Aim: Only a number is wanted: how many lines in the listing contain the word "전신독성"?

Records shown:
==========

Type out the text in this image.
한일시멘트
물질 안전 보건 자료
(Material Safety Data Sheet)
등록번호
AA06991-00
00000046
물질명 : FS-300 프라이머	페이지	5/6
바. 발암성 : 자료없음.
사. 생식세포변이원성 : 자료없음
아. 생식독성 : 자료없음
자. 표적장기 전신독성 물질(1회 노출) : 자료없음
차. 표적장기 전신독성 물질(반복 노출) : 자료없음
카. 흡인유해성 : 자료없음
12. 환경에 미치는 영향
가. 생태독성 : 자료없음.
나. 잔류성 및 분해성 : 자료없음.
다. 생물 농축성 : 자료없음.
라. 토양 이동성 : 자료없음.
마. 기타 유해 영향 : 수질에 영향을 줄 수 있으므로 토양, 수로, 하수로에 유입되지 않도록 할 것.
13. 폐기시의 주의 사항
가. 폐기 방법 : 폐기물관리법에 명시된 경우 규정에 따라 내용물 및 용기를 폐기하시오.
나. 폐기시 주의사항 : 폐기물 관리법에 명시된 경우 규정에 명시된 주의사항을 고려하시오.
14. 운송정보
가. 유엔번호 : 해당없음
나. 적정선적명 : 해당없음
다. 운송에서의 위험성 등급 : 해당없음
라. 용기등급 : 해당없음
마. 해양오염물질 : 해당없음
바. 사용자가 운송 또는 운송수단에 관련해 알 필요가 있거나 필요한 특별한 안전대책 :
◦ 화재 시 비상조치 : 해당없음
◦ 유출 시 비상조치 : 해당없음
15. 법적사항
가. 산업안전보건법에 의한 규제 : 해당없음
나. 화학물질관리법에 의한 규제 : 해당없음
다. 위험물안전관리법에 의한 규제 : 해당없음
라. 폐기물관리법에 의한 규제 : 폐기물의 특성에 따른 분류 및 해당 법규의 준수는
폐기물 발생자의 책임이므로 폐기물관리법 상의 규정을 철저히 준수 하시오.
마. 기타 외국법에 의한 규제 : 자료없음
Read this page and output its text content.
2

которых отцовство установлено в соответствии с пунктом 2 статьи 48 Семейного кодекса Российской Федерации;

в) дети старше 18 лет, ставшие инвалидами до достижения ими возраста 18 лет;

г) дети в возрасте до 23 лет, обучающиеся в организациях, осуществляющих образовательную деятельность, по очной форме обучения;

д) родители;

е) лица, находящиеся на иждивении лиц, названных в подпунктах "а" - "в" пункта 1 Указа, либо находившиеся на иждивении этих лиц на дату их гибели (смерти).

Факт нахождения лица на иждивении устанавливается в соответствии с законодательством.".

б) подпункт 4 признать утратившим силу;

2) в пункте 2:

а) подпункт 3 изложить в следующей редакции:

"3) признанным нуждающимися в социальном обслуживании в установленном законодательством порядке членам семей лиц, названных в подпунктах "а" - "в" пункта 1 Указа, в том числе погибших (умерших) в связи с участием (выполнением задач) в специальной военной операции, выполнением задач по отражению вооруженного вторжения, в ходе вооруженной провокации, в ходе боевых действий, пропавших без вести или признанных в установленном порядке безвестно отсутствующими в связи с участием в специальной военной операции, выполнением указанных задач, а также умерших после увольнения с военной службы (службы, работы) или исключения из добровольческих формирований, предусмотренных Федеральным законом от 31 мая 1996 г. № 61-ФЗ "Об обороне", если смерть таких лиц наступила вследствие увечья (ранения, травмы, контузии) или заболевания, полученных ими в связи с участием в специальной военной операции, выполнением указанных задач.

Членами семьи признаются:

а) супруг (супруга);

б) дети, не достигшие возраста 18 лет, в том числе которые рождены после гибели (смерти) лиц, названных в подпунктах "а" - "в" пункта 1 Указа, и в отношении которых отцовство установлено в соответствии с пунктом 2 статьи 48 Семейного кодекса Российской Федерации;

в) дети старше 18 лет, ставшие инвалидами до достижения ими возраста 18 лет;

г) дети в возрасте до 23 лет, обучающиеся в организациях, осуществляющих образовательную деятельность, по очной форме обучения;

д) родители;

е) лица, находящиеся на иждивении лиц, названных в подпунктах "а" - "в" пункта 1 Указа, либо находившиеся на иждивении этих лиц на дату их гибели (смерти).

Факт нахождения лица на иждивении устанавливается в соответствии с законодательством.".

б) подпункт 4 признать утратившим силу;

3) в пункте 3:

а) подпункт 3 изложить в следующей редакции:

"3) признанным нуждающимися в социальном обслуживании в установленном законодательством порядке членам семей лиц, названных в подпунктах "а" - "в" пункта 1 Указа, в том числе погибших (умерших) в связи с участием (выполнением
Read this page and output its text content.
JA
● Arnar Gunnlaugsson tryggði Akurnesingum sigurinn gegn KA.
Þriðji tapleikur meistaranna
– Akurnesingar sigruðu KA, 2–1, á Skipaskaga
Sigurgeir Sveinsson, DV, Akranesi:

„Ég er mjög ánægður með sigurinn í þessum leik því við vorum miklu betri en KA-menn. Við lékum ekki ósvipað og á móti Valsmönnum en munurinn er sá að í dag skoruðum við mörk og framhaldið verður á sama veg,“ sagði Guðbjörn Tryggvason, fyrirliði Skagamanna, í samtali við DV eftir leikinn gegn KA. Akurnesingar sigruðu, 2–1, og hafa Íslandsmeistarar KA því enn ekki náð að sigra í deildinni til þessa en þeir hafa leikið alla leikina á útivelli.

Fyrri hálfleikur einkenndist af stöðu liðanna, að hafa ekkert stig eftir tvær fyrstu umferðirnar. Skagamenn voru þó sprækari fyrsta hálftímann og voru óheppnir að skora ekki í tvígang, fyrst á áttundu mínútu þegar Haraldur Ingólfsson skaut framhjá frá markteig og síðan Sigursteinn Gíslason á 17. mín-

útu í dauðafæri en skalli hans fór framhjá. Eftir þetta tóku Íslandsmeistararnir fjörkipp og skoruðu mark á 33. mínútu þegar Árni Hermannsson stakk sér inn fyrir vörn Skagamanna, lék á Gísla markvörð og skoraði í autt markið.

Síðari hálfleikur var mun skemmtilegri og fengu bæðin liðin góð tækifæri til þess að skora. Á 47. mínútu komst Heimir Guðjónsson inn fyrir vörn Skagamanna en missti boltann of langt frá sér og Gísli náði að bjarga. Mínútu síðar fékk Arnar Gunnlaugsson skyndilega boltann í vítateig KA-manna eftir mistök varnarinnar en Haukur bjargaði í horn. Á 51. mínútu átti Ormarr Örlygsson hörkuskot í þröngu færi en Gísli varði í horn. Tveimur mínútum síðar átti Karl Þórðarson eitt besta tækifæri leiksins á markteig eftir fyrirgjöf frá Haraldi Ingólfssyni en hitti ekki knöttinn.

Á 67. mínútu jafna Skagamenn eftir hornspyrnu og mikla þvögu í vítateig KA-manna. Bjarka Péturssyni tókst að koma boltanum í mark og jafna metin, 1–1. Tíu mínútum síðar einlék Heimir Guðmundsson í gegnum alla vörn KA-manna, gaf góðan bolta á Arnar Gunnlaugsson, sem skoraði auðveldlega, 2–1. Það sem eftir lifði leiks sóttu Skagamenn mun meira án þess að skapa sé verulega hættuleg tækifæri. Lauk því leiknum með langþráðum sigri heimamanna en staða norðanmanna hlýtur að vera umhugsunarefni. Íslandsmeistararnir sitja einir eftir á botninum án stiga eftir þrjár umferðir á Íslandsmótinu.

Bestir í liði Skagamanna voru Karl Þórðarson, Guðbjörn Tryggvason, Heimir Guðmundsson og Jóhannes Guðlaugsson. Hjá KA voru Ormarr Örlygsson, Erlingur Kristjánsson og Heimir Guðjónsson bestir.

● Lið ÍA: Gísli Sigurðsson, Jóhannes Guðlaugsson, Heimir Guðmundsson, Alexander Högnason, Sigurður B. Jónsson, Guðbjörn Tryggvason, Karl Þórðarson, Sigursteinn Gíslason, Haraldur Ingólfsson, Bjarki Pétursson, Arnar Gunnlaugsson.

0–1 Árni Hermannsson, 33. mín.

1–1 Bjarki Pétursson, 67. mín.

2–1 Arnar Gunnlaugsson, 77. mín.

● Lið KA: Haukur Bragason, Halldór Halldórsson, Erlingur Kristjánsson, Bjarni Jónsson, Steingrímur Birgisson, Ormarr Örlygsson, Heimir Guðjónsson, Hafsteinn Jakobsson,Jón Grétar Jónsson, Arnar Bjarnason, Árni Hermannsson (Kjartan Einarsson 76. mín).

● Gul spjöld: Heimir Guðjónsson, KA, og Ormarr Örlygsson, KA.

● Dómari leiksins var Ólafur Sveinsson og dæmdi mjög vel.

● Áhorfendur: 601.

==========

Right answer: 2